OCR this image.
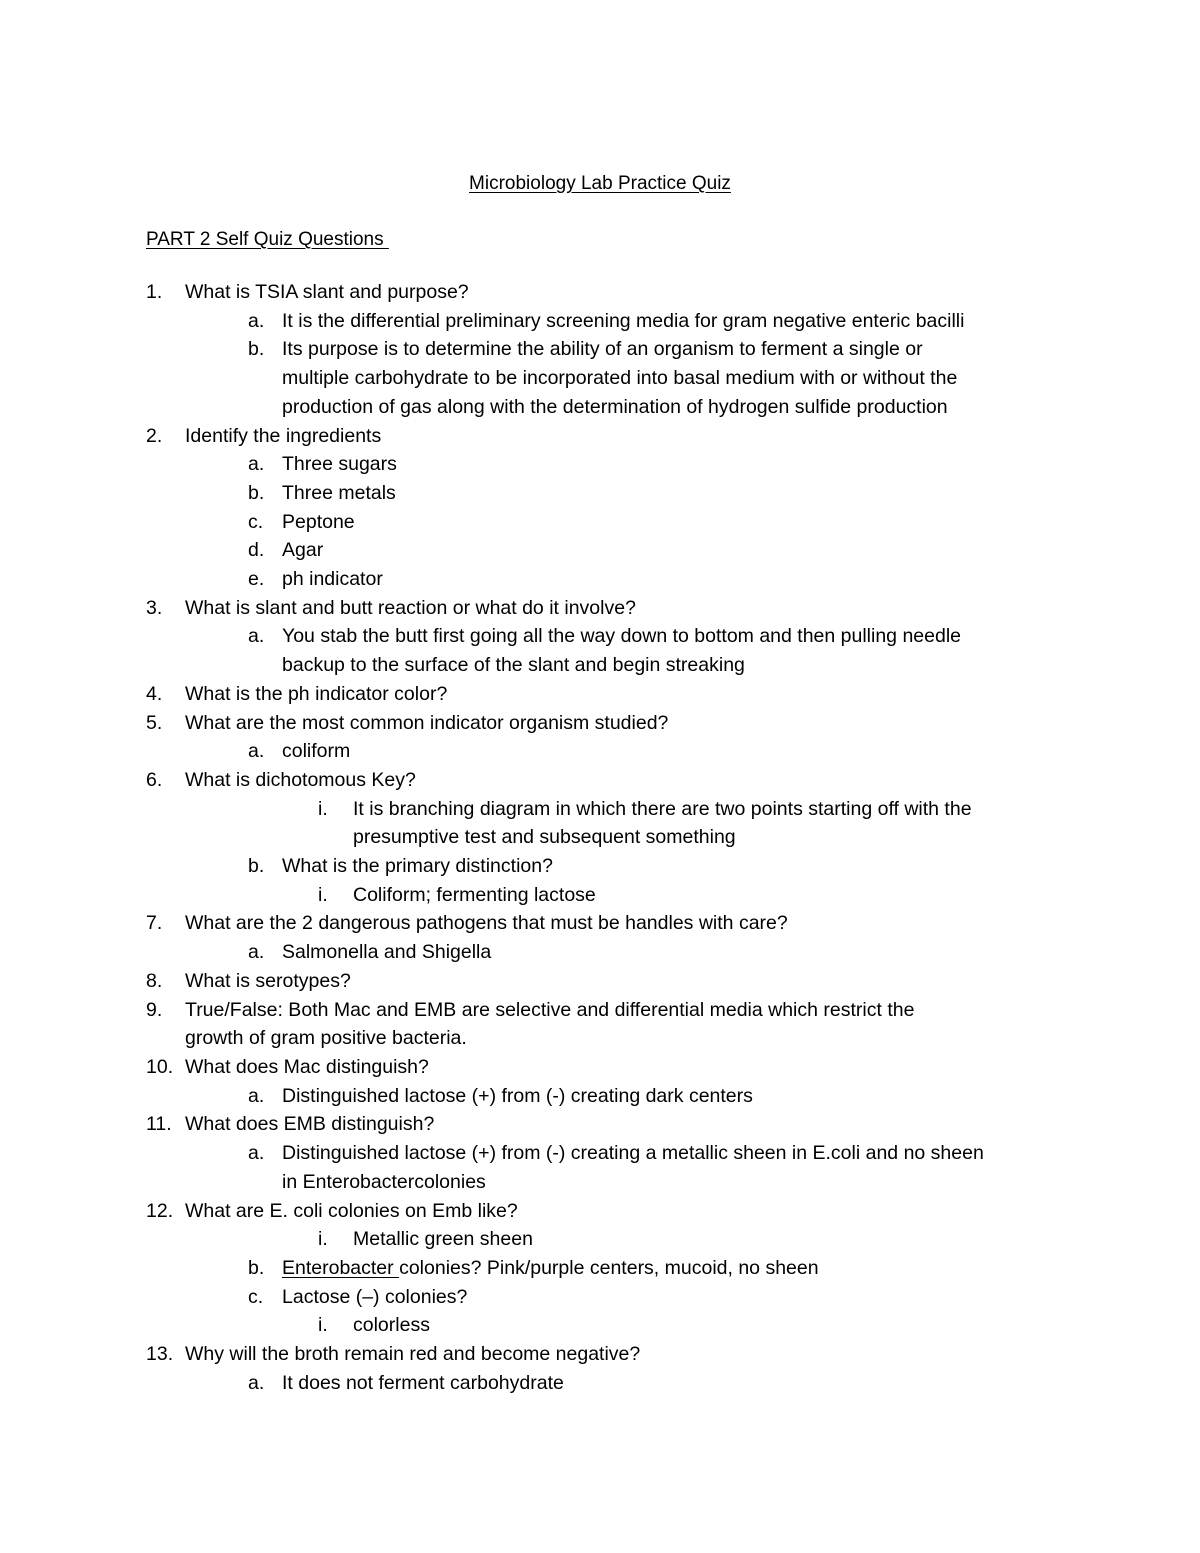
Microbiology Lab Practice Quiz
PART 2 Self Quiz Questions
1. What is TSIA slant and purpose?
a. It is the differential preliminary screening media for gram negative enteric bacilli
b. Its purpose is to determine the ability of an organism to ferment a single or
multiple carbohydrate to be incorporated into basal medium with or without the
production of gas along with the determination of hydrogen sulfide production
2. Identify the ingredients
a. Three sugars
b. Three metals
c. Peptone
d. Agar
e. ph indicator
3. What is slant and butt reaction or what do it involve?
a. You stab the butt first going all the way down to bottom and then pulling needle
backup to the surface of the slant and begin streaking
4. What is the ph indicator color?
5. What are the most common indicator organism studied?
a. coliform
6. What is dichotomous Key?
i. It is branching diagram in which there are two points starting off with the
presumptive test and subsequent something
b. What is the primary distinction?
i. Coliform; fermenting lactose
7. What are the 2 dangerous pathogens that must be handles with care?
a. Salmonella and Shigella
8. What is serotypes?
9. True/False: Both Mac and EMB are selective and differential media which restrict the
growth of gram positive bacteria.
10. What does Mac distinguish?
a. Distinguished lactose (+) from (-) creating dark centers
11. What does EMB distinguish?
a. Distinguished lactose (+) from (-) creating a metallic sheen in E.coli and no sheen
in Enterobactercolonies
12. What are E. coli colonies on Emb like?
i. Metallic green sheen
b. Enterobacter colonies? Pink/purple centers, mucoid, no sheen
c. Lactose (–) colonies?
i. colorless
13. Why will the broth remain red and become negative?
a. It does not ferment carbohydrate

WHAT IS NEEDED
Every line of the data above should be returned exactly, with the pictures removed.

RESULT OF THIS EXERCISE
OCR this image.
Microbiology Lab Practice Quiz
PART 2 Self Quiz Questions
1. What is TSIA slant and purpose?
a. It is the differential preliminary screening media for gram negative enteric bacilli
b. Its purpose is to determine the ability of an organism to ferment a single or
multiple carbohydrate to be incorporated into basal medium with or without the
production of gas along with the determination of hydrogen sulfide production
2. Identify the ingredients
a. Three sugars
b. Three metals
c. Peptone
d. Agar
e. ph indicator
3. What is slant and butt reaction or what do it involve?
a. You stab the butt first going all the way down to bottom and then pulling needle
backup to the surface of the slant and begin streaking
4. What is the ph indicator color?
5. What are the most common indicator organism studied?
a. coliform
6. What is dichotomous Key?
i. It is branching diagram in which there are two points starting off with the
presumptive test and subsequent something
b. What is the primary distinction?
i. Coliform; fermenting lactose
7. What are the 2 dangerous pathogens that must be handles with care?
a. Salmonella and Shigella
8. What is serotypes?
9. True/False: Both Mac and EMB are selective and differential media which restrict the
growth of gram positive bacteria.
10. What does Mac distinguish?
a. Distinguished lactose (+) from (-) creating dark centers
11. What does EMB distinguish?
a. Distinguished lactose (+) from (-) creating a metallic sheen in E.coli and no sheen
in Enterobactercolonies
12. What are E. coli colonies on Emb like?
i. Metallic green sheen
b. Enterobacter colonies? Pink/purple centers, mucoid, no sheen
c. Lactose (–) colonies?
i. colorless
13. Why will the broth remain red and become negative?
a. It does not ferment carbohydrate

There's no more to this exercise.